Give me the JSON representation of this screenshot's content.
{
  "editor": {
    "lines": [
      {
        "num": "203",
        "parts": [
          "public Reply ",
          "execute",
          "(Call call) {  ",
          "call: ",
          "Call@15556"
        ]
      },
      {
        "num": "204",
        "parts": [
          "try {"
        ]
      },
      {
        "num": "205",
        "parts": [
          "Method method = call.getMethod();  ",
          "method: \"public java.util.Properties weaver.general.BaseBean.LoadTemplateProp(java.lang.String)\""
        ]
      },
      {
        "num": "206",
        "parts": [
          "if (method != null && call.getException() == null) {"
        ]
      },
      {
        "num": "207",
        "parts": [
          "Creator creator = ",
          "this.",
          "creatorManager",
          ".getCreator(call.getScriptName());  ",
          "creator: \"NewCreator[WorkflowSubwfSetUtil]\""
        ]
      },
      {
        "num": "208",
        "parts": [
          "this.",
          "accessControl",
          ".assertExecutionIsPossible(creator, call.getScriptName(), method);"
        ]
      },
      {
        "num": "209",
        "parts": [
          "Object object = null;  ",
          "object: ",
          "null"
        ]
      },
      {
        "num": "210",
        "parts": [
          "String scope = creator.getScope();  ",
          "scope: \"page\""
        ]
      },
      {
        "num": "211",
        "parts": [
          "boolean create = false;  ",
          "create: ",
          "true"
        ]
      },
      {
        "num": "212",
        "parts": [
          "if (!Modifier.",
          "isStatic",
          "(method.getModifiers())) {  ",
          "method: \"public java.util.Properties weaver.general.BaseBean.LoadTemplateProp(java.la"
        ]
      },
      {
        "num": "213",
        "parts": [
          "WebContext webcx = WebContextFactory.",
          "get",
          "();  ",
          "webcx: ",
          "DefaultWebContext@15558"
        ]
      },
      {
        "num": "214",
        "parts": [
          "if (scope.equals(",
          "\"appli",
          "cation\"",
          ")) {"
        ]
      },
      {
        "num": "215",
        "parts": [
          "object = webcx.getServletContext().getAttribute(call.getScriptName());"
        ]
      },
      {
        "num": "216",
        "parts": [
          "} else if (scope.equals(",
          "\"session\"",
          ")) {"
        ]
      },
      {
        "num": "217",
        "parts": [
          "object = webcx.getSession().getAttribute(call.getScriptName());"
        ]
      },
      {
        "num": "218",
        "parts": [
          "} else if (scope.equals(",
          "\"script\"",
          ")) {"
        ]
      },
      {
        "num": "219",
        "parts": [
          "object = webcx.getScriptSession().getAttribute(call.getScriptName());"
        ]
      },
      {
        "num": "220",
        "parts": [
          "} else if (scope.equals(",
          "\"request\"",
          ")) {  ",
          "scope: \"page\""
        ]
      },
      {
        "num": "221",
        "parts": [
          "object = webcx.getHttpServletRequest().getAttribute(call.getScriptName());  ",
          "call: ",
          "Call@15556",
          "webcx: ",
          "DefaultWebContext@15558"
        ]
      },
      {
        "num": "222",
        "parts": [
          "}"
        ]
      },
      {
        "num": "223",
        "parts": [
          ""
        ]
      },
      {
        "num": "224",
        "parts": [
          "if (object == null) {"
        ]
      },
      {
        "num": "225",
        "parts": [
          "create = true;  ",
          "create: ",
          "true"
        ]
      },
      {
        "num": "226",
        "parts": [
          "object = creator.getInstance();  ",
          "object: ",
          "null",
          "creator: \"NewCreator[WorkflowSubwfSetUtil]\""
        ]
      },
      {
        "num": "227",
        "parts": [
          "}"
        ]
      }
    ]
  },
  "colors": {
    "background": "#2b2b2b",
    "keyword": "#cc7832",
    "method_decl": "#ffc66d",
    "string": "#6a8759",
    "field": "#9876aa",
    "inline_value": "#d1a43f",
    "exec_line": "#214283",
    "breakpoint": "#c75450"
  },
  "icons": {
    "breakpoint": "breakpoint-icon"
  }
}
◇ ◇ ◇ ◇ ◇
*Given task*. Copy each line of the data exactly, leaving nothing out.

*Result for this exercise*.
Give me the JSON representation of this screenshot's content.
{
  "editor": {
    "lines": [
      {
        "num": "203",
        "parts": [
          "public Reply ",
          "execute",
          "(Call call) {  ",
          "call: ",
          "Call@15556"
        ]
      },
      {
        "num": "204",
        "parts": [
          "try {"
        ]
      },
      {
        "num": "205",
        "parts": [
          "Method method = call.getMethod();  ",
          "method: \"public java.util.Properties weaver.general.BaseBean.LoadTemplateProp(java.lang.String)\""
        ]
      },
      {
        "num": "206",
        "parts": [
          "if (method != null && call.getException() == null) {"
        ]
      },
      {
        "num": "207",
        "parts": [
          "Creator creator = ",
          "this.",
          "creatorManager",
          ".getCreator(call.getScriptName());  ",
          "creator: \"NewCreator[WorkflowSubwfSetUtil]\""
        ]
      },
      {
        "num": "208",
        "parts": [
          "this.",
          "accessControl",
          ".assertExecutionIsPossible(creator, call.getScriptName(), method);"
        ]
      },
      {
        "num": "209",
        "parts": [
          "Object object = null;  ",
          "object: ",
          "null"
        ]
      },
      {
        "num": "210",
        "parts": [
          "String scope = creator.getScope();  ",
          "scope: \"page\""
        ]
      },
      {
        "num": "211",
        "parts": [
          "boolean create = false;  ",
          "create: ",
          "true"
        ]
      },
      {
        "num": "212",
        "parts": [
          "if (!Modifier.",
          "isStatic",
          "(method.getModifiers())) {  ",
          "method: \"public java.util.Properties weaver.general.BaseBean.LoadTemplateProp(java.la"
        ]
      },
      {
        "num": "213",
        "parts": [
          "WebContext webcx = WebContextFactory.",
          "get",
          "();  ",
          "webcx: ",
          "DefaultWebContext@15558"
        ]
      },
      {
        "num": "214",
        "parts": [
          "if (scope.equals(",
          "\"appli",
          "cation\"",
          ")) {"
        ]
      },
      {
        "num": "215",
        "parts": [
          "object = webcx.getServletContext().getAttribute(call.getScriptName());"
        ]
      },
      {
        "num": "216",
        "parts": [
          "} else if (scope.equals(",
          "\"session\"",
          ")) {"
        ]
      },
      {
        "num": "217",
        "parts": [
          "object = webcx.getSession().getAttribute(call.getScriptName());"
        ]
      },
      {
        "num": "218",
        "parts": [
          "} else if (scope.equals(",
          "\"script\"",
          ")) {"
        ]
      },
      {
        "num": "219",
        "parts": [
          "object = webcx.getScriptSession().getAttribute(call.getScriptName());"
        ]
      },
      {
        "num": "220",
        "parts": [
          "} else if (scope.equals(",
          "\"request\"",
          ")) {  ",
          "scope: \"page\""
        ]
      },
      {
        "num": "221",
        "parts": [
          "object = webcx.getHttpServletRequest().getAttribute(call.getScriptName());  ",
          "call: ",
          "Call@15556",
          "webcx: ",
          "DefaultWebContext@15558"
        ]
      },
      {
        "num": "222",
        "parts": [
          "}"
        ]
      },
      {
        "num": "223",
        "parts": [
          ""
        ]
      },
      {
        "num": "224",
        "parts": [
          "if (object == null) {"
        ]
      },
      {
        "num": "225",
        "parts": [
          "create = true;  ",
          "create: ",
          "true"
        ]
      },
      {
        "num": "226",
        "parts": [
          "object = creator.getInstance();  ",
          "object: ",
          "null",
          "creator: \"NewCreator[WorkflowSubwfSetUtil]\""
        ]
      },
      {
        "num": "227",
        "parts": [
          "}"
        ]
      }
    ]
  },
  "colors": {
    "background": "#2b2b2b",
    "keyword": "#cc7832",
    "method_decl": "#ffc66d",
    "string": "#6a8759",
    "field": "#9876aa",
    "inline_value": "#d1a43f",
    "exec_line": "#214283",
    "breakpoint": "#c75450"
  },
  "icons": {
    "breakpoint": "breakpoint-icon"
  }
}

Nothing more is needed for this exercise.